EXTRACTED RECORDS
══════════
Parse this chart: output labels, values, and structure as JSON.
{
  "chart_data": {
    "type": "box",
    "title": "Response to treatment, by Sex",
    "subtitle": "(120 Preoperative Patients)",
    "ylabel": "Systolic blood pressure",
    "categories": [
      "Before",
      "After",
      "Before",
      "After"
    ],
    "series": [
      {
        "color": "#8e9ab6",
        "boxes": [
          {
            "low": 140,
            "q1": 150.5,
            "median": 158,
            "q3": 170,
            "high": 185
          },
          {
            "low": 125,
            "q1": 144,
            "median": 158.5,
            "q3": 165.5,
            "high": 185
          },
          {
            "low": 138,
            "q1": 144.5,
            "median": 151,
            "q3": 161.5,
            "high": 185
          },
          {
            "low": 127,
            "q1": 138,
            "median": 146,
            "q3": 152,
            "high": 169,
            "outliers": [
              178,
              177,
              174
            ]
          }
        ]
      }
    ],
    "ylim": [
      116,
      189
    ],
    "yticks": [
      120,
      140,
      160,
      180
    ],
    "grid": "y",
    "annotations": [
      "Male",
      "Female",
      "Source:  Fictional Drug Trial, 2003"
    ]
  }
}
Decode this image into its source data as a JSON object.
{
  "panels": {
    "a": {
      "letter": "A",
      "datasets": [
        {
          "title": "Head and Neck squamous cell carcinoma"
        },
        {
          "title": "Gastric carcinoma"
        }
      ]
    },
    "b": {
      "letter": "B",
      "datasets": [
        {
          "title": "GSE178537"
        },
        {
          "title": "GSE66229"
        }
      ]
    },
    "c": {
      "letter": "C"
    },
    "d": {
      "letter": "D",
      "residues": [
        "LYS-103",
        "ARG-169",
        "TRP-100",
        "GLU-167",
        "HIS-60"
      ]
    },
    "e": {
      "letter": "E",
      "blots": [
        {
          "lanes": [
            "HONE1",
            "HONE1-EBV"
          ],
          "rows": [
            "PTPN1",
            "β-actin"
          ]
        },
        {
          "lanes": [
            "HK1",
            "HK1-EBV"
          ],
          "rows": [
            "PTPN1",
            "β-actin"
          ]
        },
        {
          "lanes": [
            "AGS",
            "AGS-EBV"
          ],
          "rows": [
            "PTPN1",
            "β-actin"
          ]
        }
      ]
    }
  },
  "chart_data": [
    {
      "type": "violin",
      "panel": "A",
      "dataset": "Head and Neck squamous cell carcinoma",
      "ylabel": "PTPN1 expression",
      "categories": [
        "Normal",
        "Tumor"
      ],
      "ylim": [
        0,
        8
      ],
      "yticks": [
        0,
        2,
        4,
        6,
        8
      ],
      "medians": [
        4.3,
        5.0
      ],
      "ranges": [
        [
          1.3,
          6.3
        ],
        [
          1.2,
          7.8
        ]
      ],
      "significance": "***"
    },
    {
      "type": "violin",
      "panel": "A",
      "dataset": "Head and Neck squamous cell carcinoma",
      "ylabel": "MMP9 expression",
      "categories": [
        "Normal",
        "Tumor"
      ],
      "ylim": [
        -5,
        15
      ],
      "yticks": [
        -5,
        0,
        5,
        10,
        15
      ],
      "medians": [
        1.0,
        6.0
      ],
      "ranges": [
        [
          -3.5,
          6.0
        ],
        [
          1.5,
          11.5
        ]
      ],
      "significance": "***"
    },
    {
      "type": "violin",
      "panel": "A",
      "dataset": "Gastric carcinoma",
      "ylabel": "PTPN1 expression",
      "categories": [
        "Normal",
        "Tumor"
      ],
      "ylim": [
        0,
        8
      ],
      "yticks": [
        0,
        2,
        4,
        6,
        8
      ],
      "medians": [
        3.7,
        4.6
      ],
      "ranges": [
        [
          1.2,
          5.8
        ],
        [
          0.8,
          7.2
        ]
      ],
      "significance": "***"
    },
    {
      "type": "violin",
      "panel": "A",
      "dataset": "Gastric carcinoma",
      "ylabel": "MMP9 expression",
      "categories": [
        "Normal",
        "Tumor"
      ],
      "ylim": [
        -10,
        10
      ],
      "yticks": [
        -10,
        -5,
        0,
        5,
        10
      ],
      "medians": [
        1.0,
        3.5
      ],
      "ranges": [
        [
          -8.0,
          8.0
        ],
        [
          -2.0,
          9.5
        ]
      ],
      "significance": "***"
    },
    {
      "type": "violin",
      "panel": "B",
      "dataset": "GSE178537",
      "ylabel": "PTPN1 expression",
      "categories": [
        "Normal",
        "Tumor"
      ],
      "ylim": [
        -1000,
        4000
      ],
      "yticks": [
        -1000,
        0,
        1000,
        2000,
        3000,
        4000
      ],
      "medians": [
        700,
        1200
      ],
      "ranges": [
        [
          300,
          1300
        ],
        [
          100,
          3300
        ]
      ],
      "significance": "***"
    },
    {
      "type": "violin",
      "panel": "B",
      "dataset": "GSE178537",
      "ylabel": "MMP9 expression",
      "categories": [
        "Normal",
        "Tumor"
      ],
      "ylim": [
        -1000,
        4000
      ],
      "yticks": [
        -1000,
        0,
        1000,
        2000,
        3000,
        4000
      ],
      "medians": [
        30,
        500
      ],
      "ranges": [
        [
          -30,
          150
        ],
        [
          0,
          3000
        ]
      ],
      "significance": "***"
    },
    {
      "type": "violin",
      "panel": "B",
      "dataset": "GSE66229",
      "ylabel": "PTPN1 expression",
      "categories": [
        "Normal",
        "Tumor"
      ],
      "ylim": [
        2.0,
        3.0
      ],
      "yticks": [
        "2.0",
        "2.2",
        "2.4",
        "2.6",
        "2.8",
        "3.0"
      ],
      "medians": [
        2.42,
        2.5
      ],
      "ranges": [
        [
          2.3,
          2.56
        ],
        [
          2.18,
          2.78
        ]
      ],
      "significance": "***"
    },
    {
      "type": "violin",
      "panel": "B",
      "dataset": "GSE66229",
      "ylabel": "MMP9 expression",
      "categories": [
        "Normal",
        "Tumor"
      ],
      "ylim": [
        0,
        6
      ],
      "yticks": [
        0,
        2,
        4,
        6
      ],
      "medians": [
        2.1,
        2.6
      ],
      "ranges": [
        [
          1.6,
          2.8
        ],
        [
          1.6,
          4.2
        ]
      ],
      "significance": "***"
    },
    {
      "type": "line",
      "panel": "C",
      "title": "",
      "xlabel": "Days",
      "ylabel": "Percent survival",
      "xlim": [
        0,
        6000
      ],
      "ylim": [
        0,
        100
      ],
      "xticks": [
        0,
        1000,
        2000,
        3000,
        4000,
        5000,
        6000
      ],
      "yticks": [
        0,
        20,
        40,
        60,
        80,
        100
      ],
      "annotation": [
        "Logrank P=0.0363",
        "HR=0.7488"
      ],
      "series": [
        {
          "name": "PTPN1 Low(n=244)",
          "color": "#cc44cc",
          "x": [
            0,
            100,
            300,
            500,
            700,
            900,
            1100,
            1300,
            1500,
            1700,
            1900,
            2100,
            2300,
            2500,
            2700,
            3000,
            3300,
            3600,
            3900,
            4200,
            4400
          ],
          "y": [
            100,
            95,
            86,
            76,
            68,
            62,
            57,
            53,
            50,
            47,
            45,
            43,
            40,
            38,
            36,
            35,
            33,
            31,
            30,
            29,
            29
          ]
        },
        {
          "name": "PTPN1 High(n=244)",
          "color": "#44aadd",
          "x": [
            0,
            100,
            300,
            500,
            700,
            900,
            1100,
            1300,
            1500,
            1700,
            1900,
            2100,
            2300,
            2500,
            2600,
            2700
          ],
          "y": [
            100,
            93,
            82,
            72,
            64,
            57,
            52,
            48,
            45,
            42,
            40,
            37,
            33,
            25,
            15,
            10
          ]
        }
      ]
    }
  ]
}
══════════
PROBLEM DESCRIPTION
Repeat every line of the records above exactly.

RESULT FOR THIS EXERCISE
Parse this chart: output labels, values, and structure as JSON.
{
  "chart_data": {
    "type": "box",
    "title": "Response to treatment, by Sex",
    "subtitle": "(120 Preoperative Patients)",
    "ylabel": "Systolic blood pressure",
    "categories": [
      "Before",
      "After",
      "Before",
      "After"
    ],
    "series": [
      {
        "color": "#8e9ab6",
        "boxes": [
          {
            "low": 140,
            "q1": 150.5,
            "median": 158,
            "q3": 170,
            "high": 185
          },
          {
            "low": 125,
            "q1": 144,
            "median": 158.5,
            "q3": 165.5,
            "high": 185
          },
          {
            "low": 138,
            "q1": 144.5,
            "median": 151,
            "q3": 161.5,
            "high": 185
          },
          {
            "low": 127,
            "q1": 138,
            "median": 146,
            "q3": 152,
            "high": 169,
            "outliers": [
              178,
              177,
              174
            ]
          }
        ]
      }
    ],
    "ylim": [
      116,
      189
    ],
    "yticks": [
      120,
      140,
      160,
      180
    ],
    "grid": "y",
    "annotations": [
      "Male",
      "Female",
      "Source:  Fictional Drug Trial, 2003"
    ]
  }
}
Decode this image into its source data as a JSON object.
{
  "panels": {
    "a": {
      "letter": "A",
      "datasets": [
        {
          "title": "Head and Neck squamous cell carcinoma"
        },
        {
          "title": "Gastric carcinoma"
        }
      ]
    },
    "b": {
      "letter": "B",
      "datasets": [
        {
          "title": "GSE178537"
        },
        {
          "title": "GSE66229"
        }
      ]
    },
    "c": {
      "letter": "C"
    },
    "d": {
      "letter": "D",
      "residues": [
        "LYS-103",
        "ARG-169",
        "TRP-100",
        "GLU-167",
        "HIS-60"
      ]
    },
    "e": {
      "letter": "E",
      "blots": [
        {
          "lanes": [
            "HONE1",
            "HONE1-EBV"
          ],
          "rows": [
            "PTPN1",
            "β-actin"
          ]
        },
        {
          "lanes": [
            "HK1",
            "HK1-EBV"
          ],
          "rows": [
            "PTPN1",
            "β-actin"
          ]
        },
        {
          "lanes": [
            "AGS",
            "AGS-EBV"
          ],
          "rows": [
            "PTPN1",
            "β-actin"
          ]
        }
      ]
    }
  },
  "chart_data": [
    {
      "type": "violin",
      "panel": "A",
      "dataset": "Head and Neck squamous cell carcinoma",
      "ylabel": "PTPN1 expression",
      "categories": [
        "Normal",
        "Tumor"
      ],
      "ylim": [
        0,
        8
      ],
      "yticks": [
        0,
        2,
        4,
        6,
        8
      ],
      "medians": [
        4.3,
        5.0
      ],
      "ranges": [
        [
          1.3,
          6.3
        ],
        [
          1.2,
          7.8
        ]
      ],
      "significance": "***"
    },
    {
      "type": "violin",
      "panel": "A",
      "dataset": "Head and Neck squamous cell carcinoma",
      "ylabel": "MMP9 expression",
      "categories": [
        "Normal",
        "Tumor"
      ],
      "ylim": [
        -5,
        15
      ],
      "yticks": [
        -5,
        0,
        5,
        10,
        15
      ],
      "medians": [
        1.0,
        6.0
      ],
      "ranges": [
        [
          -3.5,
          6.0
        ],
        [
          1.5,
          11.5
        ]
      ],
      "significance": "***"
    },
    {
      "type": "violin",
      "panel": "A",
      "dataset": "Gastric carcinoma",
      "ylabel": "PTPN1 expression",
      "categories": [
        "Normal",
        "Tumor"
      ],
      "ylim": [
        0,
        8
      ],
      "yticks": [
        0,
        2,
        4,
        6,
        8
      ],
      "medians": [
        3.7,
        4.6
      ],
      "ranges": [
        [
          1.2,
          5.8
        ],
        [
          0.8,
          7.2
        ]
      ],
      "significance": "***"
    },
    {
      "type": "violin",
      "panel": "A",
      "dataset": "Gastric carcinoma",
      "ylabel": "MMP9 expression",
      "categories": [
        "Normal",
        "Tumor"
      ],
      "ylim": [
        -10,
        10
      ],
      "yticks": [
        -10,
        -5,
        0,
        5,
        10
      ],
      "medians": [
        1.0,
        3.5
      ],
      "ranges": [
        [
          -8.0,
          8.0
        ],
        [
          -2.0,
          9.5
        ]
      ],
      "significance": "***"
    },
    {
      "type": "violin",
      "panel": "B",
      "dataset": "GSE178537",
      "ylabel": "PTPN1 expression",
      "categories": [
        "Normal",
        "Tumor"
      ],
      "ylim": [
        -1000,
        4000
      ],
      "yticks": [
        -1000,
        0,
        1000,
        2000,
        3000,
        4000
      ],
      "medians": [
        700,
        1200
      ],
      "ranges": [
        [
          300,
          1300
        ],
        [
          100,
          3300
        ]
      ],
      "significance": "***"
    },
    {
      "type": "violin",
      "panel": "B",
      "dataset": "GSE178537",
      "ylabel": "MMP9 expression",
      "categories": [
        "Normal",
        "Tumor"
      ],
      "ylim": [
        -1000,
        4000
      ],
      "yticks": [
        -1000,
        0,
        1000,
        2000,
        3000,
        4000
      ],
      "medians": [
        30,
        500
      ],
      "ranges": [
        [
          -30,
          150
        ],
        [
          0,
          3000
        ]
      ],
      "significance": "***"
    },
    {
      "type": "violin",
      "panel": "B",
      "dataset": "GSE66229",
      "ylabel": "PTPN1 expression",
      "categories": [
        "Normal",
        "Tumor"
      ],
      "ylim": [
        2.0,
        3.0
      ],
      "yticks": [
        "2.0",
        "2.2",
        "2.4",
        "2.6",
        "2.8",
        "3.0"
      ],
      "medians": [
        2.42,
        2.5
      ],
      "ranges": [
        [
          2.3,
          2.56
        ],
        [
          2.18,
          2.78
        ]
      ],
      "significance": "***"
    },
    {
      "type": "violin",
      "panel": "B",
      "dataset": "GSE66229",
      "ylabel": "MMP9 expression",
      "categories": [
        "Normal",
        "Tumor"
      ],
      "ylim": [
        0,
        6
      ],
      "yticks": [
        0,
        2,
        4,
        6
      ],
      "medians": [
        2.1,
        2.6
      ],
      "ranges": [
        [
          1.6,
          2.8
        ],
        [
          1.6,
          4.2
        ]
      ],
      "significance": "***"
    },
    {
      "type": "line",
      "panel": "C",
      "title": "",
      "xlabel": "Days",
      "ylabel": "Percent survival",
      "xlim": [
        0,
        6000
      ],
      "ylim": [
        0,
        100
      ],
      "xticks": [
        0,
        1000,
        2000,
        3000,
        4000,
        5000,
        6000
      ],
      "yticks": [
        0,
        20,
        40,
        60,
        80,
        100
      ],
      "annotation": [
        "Logrank P=0.0363",
        "HR=0.7488"
      ],
      "series": [
        {
          "name": "PTPN1 Low(n=244)",
          "color": "#cc44cc",
          "x": [
            0,
            100,
            300,
            500,
            700,
            900,
            1100,
            1300,
            1500,
            1700,
            1900,
            2100,
            2300,
            2500,
            2700,
            3000,
            3300,
            3600,
            3900,
            4200,
            4400
          ],
          "y": [
            100,
            95,
            86,
            76,
            68,
            62,
            57,
            53,
            50,
            47,
            45,
            43,
            40,
            38,
            36,
            35,
            33,
            31,
            30,
            29,
            29
          ]
        },
        {
          "name": "PTPN1 High(n=244)",
          "color": "#44aadd",
          "x": [
            0,
            100,
            300,
            500,
            700,
            900,
            1100,
            1300,
            1500,
            1700,
            1900,
            2100,
            2300,
            2500,
            2600,
            2700
          ],
          "y": [
            100,
            93,
            82,
            72,
            64,
            57,
            52,
            48,
            45,
            42,
            40,
            37,
            33,
            25,
            15,
            10
          ]
        }
      ]
    }
  ]
}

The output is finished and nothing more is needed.